[Rows from a dataset]
▼

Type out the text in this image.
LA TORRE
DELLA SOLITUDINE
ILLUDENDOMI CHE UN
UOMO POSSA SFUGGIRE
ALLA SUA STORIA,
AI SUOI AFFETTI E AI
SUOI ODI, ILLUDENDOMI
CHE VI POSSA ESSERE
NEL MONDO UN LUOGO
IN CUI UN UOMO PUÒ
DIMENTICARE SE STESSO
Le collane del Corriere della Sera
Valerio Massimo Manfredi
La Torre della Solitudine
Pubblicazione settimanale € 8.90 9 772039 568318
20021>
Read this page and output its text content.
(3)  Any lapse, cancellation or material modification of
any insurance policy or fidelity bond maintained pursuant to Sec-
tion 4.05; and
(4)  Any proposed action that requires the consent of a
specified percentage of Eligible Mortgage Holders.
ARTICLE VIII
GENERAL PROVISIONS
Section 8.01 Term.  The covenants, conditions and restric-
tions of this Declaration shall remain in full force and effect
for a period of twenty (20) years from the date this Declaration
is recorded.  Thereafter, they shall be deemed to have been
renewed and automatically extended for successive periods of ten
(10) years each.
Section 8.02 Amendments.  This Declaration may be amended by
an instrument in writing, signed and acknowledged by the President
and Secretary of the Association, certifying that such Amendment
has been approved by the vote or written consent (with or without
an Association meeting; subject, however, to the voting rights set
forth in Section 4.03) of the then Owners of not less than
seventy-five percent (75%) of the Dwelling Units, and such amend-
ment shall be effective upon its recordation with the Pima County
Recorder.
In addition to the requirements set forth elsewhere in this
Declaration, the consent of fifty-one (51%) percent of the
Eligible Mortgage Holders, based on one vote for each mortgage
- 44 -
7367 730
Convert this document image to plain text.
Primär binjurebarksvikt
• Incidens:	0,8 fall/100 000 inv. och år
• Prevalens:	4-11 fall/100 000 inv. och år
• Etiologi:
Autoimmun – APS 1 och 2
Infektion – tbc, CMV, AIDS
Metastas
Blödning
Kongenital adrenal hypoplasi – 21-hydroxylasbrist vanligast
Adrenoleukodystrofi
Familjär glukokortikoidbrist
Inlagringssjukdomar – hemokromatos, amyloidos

▲

Description of the task: Recopy the whole listing exactly.

Output:
Type out the text in this image.
LA TORRE
DELLA SOLITUDINE
ILLUDENDOMI CHE UN
UOMO POSSA SFUGGIRE
ALLA SUA STORIA,
AI SUOI AFFETTI E AI
SUOI ODI, ILLUDENDOMI
CHE VI POSSA ESSERE
NEL MONDO UN LUOGO
IN CUI UN UOMO PUÒ
DIMENTICARE SE STESSO
Le collane del Corriere della Sera
Valerio Massimo Manfredi
La Torre della Solitudine
Pubblicazione settimanale € 8.90 9 772039 568318
20021>
Read this page and output its text content.
(3)  Any lapse, cancellation or material modification of
any insurance policy or fidelity bond maintained pursuant to Sec-
tion 4.05; and
(4)  Any proposed action that requires the consent of a
specified percentage of Eligible Mortgage Holders.
ARTICLE VIII
GENERAL PROVISIONS
Section 8.01 Term.  The covenants, conditions and restric-
tions of this Declaration shall remain in full force and effect
for a period of twenty (20) years from the date this Declaration
is recorded.  Thereafter, they shall be deemed to have been
renewed and automatically extended for successive periods of ten
(10) years each.
Section 8.02 Amendments.  This Declaration may be amended by
an instrument in writing, signed and acknowledged by the President
and Secretary of the Association, certifying that such Amendment
has been approved by the vote or written consent (with or without
an Association meeting; subject, however, to the voting rights set
forth in Section 4.03) of the then Owners of not less than
seventy-five percent (75%) of the Dwelling Units, and such amend-
ment shall be effective upon its recordation with the Pima County
Recorder.
In addition to the requirements set forth elsewhere in this
Declaration, the consent of fifty-one (51%) percent of the
Eligible Mortgage Holders, based on one vote for each mortgage
- 44 -
7367 730
Convert this document image to plain text.
Primär binjurebarksvikt
• Incidens:	0,8 fall/100 000 inv. och år
• Prevalens:	4-11 fall/100 000 inv. och år
• Etiologi:
Autoimmun – APS 1 och 2
Infektion – tbc, CMV, AIDS
Metastas
Blödning
Kongenital adrenal hypoplasi – 21-hydroxylasbrist vanligast
Adrenoleukodystrofi
Familjär glukokortikoidbrist
Inlagringssjukdomar – hemokromatos, amyloidos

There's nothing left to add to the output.